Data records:

* begin *

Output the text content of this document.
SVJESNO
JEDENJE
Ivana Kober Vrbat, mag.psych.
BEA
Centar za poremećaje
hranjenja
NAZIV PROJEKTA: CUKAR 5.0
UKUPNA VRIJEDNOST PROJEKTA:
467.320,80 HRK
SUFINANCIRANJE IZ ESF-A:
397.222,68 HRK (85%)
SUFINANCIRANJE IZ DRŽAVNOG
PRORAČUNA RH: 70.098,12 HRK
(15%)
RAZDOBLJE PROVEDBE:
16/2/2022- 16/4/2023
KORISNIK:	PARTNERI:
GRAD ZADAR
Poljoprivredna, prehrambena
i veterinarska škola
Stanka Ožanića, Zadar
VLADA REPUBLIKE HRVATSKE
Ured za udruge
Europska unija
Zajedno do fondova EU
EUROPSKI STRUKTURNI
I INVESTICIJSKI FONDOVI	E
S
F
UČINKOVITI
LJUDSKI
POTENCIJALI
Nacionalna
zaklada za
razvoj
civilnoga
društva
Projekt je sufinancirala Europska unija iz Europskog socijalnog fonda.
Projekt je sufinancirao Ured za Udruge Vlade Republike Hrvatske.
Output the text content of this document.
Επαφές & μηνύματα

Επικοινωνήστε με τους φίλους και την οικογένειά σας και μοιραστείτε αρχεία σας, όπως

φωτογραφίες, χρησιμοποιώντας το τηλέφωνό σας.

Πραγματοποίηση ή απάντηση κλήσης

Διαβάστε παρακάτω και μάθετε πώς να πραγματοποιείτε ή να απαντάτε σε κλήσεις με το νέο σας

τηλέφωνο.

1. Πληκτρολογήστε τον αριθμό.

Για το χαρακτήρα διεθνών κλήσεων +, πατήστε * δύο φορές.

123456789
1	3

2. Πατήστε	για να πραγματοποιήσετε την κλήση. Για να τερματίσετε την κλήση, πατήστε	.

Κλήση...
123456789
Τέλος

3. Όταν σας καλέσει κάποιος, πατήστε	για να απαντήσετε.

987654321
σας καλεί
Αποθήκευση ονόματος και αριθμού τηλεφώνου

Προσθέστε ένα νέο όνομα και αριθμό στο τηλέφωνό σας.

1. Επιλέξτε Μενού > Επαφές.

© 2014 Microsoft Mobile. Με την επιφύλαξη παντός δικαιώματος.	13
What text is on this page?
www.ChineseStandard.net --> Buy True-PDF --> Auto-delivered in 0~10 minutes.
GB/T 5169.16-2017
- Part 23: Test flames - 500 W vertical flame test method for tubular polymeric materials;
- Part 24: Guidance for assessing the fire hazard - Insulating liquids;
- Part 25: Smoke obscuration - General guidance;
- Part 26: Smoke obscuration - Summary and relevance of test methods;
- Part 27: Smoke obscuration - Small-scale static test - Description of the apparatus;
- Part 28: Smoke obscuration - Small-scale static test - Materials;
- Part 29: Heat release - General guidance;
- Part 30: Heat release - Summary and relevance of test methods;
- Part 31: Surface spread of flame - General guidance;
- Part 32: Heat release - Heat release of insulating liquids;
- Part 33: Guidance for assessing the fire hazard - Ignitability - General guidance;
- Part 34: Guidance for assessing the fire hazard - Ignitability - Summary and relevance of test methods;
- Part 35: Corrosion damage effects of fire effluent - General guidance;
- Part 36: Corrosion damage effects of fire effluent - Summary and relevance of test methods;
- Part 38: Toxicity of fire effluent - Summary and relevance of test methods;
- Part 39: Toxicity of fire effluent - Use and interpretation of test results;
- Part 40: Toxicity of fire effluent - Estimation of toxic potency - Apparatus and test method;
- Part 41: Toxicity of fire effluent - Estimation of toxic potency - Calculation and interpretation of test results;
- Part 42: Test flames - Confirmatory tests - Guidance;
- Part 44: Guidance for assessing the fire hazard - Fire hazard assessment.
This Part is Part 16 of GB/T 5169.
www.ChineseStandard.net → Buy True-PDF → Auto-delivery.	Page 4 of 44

* end *

JOB: Select the lines from the entries that include the word "τηλέφωνό".

EXPECTED OUTPUT:
φωτογραφίες, χρησιμοποιώντας το τηλέφωνό σας.
Προσθέστε ένα νέο όνομα και αριθμό στο τηλέφωνό σας.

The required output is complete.